Copy every line of the data in which the word "коммунальными" occurs.

Collection entries:
****

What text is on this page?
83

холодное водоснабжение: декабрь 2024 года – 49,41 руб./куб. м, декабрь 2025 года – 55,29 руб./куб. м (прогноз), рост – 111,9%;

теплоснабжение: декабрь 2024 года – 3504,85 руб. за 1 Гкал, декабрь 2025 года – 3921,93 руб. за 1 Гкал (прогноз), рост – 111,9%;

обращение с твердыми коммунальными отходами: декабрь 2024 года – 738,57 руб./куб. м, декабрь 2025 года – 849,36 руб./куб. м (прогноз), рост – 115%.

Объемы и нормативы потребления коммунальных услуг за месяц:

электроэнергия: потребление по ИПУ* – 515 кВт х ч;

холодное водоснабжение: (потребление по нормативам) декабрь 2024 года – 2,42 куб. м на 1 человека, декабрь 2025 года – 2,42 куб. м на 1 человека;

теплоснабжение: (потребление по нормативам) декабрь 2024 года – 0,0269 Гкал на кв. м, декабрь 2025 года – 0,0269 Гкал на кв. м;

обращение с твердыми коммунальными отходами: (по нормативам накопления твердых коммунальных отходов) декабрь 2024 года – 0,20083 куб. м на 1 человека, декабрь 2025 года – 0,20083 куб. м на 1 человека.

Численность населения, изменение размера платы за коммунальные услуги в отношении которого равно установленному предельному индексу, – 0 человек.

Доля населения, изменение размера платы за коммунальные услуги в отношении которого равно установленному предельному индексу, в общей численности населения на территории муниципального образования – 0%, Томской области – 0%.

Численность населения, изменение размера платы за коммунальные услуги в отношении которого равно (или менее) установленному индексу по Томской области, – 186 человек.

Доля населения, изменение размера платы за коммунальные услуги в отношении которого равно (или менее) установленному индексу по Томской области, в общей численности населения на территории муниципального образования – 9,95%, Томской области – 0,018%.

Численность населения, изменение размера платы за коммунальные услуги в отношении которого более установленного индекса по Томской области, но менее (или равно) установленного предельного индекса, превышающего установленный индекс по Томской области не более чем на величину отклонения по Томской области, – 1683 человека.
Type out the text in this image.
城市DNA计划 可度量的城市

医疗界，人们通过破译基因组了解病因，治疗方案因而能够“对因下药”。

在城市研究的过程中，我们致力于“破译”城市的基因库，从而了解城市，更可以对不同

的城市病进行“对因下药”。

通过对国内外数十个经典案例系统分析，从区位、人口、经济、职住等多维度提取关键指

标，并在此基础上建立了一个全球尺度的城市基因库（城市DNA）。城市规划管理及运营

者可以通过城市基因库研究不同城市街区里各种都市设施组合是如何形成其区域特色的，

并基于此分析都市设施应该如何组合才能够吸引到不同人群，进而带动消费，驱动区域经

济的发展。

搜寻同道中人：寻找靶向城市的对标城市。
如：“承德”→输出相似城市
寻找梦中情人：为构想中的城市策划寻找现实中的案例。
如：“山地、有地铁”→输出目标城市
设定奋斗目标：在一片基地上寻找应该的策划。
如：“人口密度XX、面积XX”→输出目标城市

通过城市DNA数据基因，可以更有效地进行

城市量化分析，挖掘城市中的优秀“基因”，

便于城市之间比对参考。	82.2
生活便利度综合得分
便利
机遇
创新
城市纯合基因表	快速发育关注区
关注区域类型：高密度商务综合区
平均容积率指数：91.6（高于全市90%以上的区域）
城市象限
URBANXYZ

****

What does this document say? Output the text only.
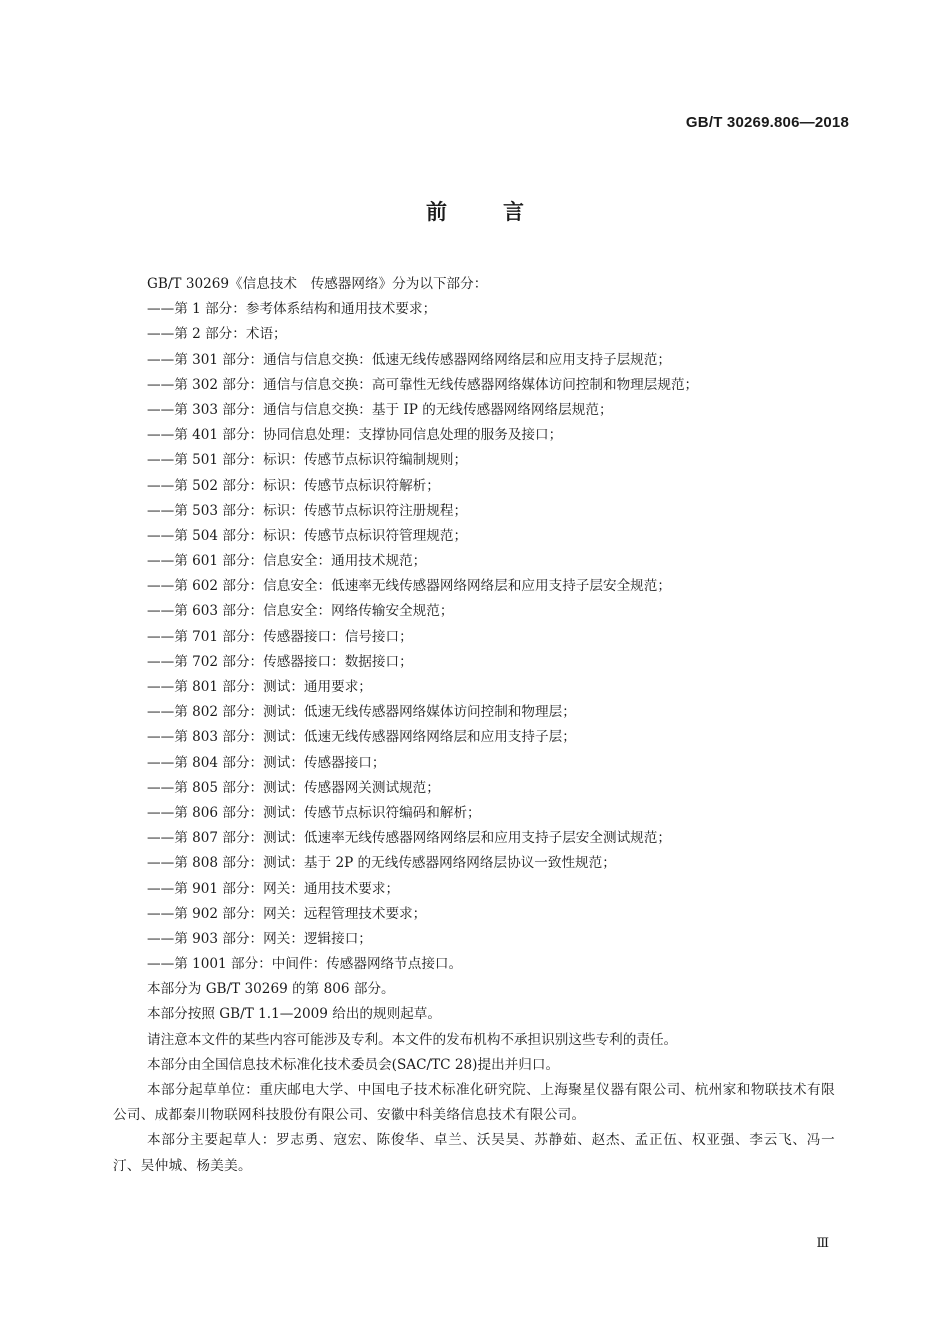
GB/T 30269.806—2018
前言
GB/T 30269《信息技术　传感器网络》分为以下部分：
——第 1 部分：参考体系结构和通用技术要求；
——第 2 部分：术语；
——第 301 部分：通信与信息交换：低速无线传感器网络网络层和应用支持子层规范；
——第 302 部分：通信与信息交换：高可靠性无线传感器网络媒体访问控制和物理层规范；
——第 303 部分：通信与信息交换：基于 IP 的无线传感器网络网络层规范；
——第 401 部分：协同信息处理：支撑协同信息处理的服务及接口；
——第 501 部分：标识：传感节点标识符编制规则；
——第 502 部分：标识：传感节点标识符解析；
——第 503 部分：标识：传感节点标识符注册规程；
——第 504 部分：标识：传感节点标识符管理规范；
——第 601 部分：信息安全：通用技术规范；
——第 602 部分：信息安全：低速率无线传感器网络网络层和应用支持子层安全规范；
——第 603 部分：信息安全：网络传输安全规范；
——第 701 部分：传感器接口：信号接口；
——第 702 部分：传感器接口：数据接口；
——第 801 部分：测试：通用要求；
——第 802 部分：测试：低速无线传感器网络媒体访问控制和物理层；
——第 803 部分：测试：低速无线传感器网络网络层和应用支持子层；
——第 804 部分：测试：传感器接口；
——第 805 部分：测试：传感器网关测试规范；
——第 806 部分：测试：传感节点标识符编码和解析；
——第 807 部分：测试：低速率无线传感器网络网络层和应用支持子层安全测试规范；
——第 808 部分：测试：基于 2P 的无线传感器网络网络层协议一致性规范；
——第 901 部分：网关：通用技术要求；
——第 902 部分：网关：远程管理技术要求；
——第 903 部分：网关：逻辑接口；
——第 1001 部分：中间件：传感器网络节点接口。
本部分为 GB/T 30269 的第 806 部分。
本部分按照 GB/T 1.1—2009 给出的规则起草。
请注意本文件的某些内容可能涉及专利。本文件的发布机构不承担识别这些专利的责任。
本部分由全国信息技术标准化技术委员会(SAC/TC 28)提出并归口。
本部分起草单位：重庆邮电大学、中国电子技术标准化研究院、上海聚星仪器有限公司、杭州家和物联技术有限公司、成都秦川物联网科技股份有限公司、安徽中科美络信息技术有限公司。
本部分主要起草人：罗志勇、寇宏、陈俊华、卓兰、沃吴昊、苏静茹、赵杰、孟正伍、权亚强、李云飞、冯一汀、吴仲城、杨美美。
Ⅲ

****

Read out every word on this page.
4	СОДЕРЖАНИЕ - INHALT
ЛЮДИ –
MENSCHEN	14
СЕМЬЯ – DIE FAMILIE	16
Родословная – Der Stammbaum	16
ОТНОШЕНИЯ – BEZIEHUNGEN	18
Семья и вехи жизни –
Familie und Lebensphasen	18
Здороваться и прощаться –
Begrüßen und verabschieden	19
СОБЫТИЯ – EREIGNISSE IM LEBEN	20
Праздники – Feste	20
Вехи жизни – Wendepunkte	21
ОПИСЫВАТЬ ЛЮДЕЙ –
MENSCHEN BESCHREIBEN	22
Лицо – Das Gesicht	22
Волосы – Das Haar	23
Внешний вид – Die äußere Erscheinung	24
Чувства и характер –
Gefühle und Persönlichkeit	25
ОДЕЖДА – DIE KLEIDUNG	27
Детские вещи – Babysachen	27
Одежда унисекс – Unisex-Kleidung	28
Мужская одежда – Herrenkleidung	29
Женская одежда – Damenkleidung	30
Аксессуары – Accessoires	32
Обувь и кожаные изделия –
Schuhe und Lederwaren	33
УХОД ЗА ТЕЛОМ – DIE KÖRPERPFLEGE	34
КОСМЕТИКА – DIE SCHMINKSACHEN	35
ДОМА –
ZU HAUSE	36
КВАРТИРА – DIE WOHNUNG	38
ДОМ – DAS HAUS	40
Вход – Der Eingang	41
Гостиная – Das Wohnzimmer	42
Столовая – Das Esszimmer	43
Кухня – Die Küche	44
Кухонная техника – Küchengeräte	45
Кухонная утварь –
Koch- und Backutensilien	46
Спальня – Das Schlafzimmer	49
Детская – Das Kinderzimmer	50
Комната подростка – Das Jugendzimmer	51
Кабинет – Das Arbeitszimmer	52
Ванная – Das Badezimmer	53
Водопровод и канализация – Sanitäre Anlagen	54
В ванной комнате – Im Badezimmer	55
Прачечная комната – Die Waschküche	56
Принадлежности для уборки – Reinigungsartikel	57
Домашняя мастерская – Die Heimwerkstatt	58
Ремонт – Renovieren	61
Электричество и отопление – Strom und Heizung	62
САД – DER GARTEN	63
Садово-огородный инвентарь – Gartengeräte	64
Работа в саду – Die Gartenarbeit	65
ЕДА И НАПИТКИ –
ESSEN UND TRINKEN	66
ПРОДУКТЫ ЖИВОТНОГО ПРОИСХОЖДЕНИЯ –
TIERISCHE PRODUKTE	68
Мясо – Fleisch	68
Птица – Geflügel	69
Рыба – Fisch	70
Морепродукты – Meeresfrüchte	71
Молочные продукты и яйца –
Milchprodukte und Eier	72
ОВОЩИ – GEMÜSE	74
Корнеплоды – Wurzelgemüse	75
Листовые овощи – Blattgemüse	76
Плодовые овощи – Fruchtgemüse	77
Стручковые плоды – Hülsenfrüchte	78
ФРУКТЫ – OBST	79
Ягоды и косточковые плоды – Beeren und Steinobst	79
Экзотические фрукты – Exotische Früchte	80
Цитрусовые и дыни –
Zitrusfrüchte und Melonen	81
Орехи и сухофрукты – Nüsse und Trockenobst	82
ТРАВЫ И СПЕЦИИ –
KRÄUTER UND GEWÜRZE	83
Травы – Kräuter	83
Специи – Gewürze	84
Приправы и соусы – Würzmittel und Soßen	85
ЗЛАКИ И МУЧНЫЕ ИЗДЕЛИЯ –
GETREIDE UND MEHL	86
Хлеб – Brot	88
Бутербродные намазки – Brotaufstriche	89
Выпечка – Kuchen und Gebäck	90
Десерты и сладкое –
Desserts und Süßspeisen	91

****

Solution for this problem ::
обращение с твердыми коммунальными отходами: декабрь 2024 года – 738,57 руб./куб. м, декабрь 2025 года – 849,36 руб./куб. м (прогноз), рост – 115%.
обращение с твердыми коммунальными отходами: (по нормативам накопления твердых коммунальных отходов) декабрь 2024 года – 0,20083 куб. м на 1 человека, декабрь 2025 года – 0,20083 куб. м на 1 человека.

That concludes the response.